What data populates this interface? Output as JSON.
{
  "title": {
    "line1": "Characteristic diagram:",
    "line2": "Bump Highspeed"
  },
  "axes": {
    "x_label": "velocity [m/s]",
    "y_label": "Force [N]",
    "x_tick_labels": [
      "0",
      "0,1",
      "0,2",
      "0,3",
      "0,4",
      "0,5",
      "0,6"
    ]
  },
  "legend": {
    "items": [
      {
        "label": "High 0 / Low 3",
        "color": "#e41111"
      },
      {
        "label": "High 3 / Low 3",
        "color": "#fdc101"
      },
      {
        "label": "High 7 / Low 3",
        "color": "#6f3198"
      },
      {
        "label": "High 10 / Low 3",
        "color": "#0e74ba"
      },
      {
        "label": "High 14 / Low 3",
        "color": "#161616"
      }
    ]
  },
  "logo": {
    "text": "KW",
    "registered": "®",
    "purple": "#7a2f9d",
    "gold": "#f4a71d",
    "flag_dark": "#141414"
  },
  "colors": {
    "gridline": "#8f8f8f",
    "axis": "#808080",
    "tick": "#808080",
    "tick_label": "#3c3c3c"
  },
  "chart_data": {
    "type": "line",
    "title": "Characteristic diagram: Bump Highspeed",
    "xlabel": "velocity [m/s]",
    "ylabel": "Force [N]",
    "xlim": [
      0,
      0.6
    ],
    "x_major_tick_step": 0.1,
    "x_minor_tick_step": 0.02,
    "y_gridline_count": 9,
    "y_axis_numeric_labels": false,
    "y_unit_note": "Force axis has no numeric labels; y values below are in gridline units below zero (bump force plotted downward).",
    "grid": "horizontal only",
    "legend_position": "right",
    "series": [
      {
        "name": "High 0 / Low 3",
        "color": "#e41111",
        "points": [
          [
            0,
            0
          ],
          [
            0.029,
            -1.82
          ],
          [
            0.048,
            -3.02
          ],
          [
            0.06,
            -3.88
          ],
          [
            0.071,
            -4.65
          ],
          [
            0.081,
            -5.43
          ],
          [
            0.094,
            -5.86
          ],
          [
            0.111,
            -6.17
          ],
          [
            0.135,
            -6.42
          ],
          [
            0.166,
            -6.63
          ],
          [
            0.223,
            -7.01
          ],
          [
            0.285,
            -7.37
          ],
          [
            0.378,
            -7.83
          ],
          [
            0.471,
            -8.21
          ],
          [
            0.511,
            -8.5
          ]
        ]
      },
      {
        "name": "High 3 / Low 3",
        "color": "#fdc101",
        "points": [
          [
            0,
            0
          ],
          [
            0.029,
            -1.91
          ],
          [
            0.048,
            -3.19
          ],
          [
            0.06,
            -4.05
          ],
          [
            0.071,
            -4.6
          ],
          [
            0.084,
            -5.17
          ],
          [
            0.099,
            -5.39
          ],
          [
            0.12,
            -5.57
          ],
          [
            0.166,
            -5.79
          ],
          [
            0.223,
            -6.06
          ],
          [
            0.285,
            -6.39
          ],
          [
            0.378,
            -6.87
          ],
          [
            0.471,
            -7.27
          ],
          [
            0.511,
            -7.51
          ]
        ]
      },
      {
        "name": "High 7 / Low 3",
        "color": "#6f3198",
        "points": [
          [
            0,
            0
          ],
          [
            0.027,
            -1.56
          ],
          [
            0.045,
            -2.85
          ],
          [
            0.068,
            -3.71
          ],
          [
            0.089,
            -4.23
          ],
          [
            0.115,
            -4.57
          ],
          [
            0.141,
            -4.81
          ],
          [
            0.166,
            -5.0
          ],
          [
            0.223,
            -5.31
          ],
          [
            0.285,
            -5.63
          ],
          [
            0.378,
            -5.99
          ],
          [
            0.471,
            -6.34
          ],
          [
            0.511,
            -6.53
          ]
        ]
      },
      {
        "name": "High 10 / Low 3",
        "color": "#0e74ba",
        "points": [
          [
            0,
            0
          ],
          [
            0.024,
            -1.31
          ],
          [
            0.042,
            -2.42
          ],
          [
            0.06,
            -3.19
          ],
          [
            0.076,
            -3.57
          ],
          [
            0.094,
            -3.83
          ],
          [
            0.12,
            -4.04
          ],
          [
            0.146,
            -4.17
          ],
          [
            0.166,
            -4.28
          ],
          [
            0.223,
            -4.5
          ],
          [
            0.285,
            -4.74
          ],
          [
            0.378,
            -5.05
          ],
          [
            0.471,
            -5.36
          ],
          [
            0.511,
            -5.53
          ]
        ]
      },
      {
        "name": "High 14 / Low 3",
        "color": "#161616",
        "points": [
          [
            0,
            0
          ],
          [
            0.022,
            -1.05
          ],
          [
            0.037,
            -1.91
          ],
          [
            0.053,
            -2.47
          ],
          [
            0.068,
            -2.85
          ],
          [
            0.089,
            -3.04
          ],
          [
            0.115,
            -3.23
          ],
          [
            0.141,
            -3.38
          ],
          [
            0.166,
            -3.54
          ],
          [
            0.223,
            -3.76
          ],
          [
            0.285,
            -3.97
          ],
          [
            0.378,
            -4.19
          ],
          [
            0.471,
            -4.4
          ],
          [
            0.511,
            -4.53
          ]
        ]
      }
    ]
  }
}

......

**REQUIRED WORK:** Return the lines above exactly, keeping every word.

**FULL ANSWER:**
What data populates this interface? Output as JSON.
{
  "title": {
    "line1": "Characteristic diagram:",
    "line2": "Bump Highspeed"
  },
  "axes": {
    "x_label": "velocity [m/s]",
    "y_label": "Force [N]",
    "x_tick_labels": [
      "0",
      "0,1",
      "0,2",
      "0,3",
      "0,4",
      "0,5",
      "0,6"
    ]
  },
  "legend": {
    "items": [
      {
        "label": "High 0 / Low 3",
        "color": "#e41111"
      },
      {
        "label": "High 3 / Low 3",
        "color": "#fdc101"
      },
      {
        "label": "High 7 / Low 3",
        "color": "#6f3198"
      },
      {
        "label": "High 10 / Low 3",
        "color": "#0e74ba"
      },
      {
        "label": "High 14 / Low 3",
        "color": "#161616"
      }
    ]
  },
  "logo": {
    "text": "KW",
    "registered": "®",
    "purple": "#7a2f9d",
    "gold": "#f4a71d",
    "flag_dark": "#141414"
  },
  "colors": {
    "gridline": "#8f8f8f",
    "axis": "#808080",
    "tick": "#808080",
    "tick_label": "#3c3c3c"
  },
  "chart_data": {
    "type": "line",
    "title": "Characteristic diagram: Bump Highspeed",
    "xlabel": "velocity [m/s]",
    "ylabel": "Force [N]",
    "xlim": [
      0,
      0.6
    ],
    "x_major_tick_step": 0.1,
    "x_minor_tick_step": 0.02,
    "y_gridline_count": 9,
    "y_axis_numeric_labels": false,
    "y_unit_note": "Force axis has no numeric labels; y values below are in gridline units below zero (bump force plotted downward).",
    "grid": "horizontal only",
    "legend_position": "right",
    "series": [
      {
        "name": "High 0 / Low 3",
        "color": "#e41111",
        "points": [
          [
            0,
            0
          ],
          [
            0.029,
            -1.82
          ],
          [
            0.048,
            -3.02
          ],
          [
            0.06,
            -3.88
          ],
          [
            0.071,
            -4.65
          ],
          [
            0.081,
            -5.43
          ],
          [
            0.094,
            -5.86
          ],
          [
            0.111,
            -6.17
          ],
          [
            0.135,
            -6.42
          ],
          [
            0.166,
            -6.63
          ],
          [
            0.223,
            -7.01
          ],
          [
            0.285,
            -7.37
          ],
          [
            0.378,
            -7.83
          ],
          [
            0.471,
            -8.21
          ],
          [
            0.511,
            -8.5
          ]
        ]
      },
      {
        "name": "High 3 / Low 3",
        "color": "#fdc101",
        "points": [
          [
            0,
            0
          ],
          [
            0.029,
            -1.91
          ],
          [
            0.048,
            -3.19
          ],
          [
            0.06,
            -4.05
          ],
          [
            0.071,
            -4.6
          ],
          [
            0.084,
            -5.17
          ],
          [
            0.099,
            -5.39
          ],
          [
            0.12,
            -5.57
          ],
          [
            0.166,
            -5.79
          ],
          [
            0.223,
            -6.06
          ],
          [
            0.285,
            -6.39
          ],
          [
            0.378,
            -6.87
          ],
          [
            0.471,
            -7.27
          ],
          [
            0.511,
            -7.51
          ]
        ]
      },
      {
        "name": "High 7 / Low 3",
        "color": "#6f3198",
        "points": [
          [
            0,
            0
          ],
          [
            0.027,
            -1.56
          ],
          [
            0.045,
            -2.85
          ],
          [
            0.068,
            -3.71
          ],
          [
            0.089,
            -4.23
          ],
          [
            0.115,
            -4.57
          ],
          [
            0.141,
            -4.81
          ],
          [
            0.166,
            -5.0
          ],
          [
            0.223,
            -5.31
          ],
          [
            0.285,
            -5.63
          ],
          [
            0.378,
            -5.99
          ],
          [
            0.471,
            -6.34
          ],
          [
            0.511,
            -6.53
          ]
        ]
      },
      {
        "name": "High 10 / Low 3",
        "color": "#0e74ba",
        "points": [
          [
            0,
            0
          ],
          [
            0.024,
            -1.31
          ],
          [
            0.042,
            -2.42
          ],
          [
            0.06,
            -3.19
          ],
          [
            0.076,
            -3.57
          ],
          [
            0.094,
            -3.83
          ],
          [
            0.12,
            -4.04
          ],
          [
            0.146,
            -4.17
          ],
          [
            0.166,
            -4.28
          ],
          [
            0.223,
            -4.5
          ],
          [
            0.285,
            -4.74
          ],
          [
            0.378,
            -5.05
          ],
          [
            0.471,
            -5.36
          ],
          [
            0.511,
            -5.53
          ]
        ]
      },
      {
        "name": "High 14 / Low 3",
        "color": "#161616",
        "points": [
          [
            0,
            0
          ],
          [
            0.022,
            -1.05
          ],
          [
            0.037,
            -1.91
          ],
          [
            0.053,
            -2.47
          ],
          [
            0.068,
            -2.85
          ],
          [
            0.089,
            -3.04
          ],
          [
            0.115,
            -3.23
          ],
          [
            0.141,
            -3.38
          ],
          [
            0.166,
            -3.54
          ],
          [
            0.223,
            -3.76
          ],
          [
            0.285,
            -3.97
          ],
          [
            0.378,
            -4.19
          ],
          [
            0.471,
            -4.4
          ],
          [
            0.511,
            -4.53
          ]
        ]
      }
    ]
  }
}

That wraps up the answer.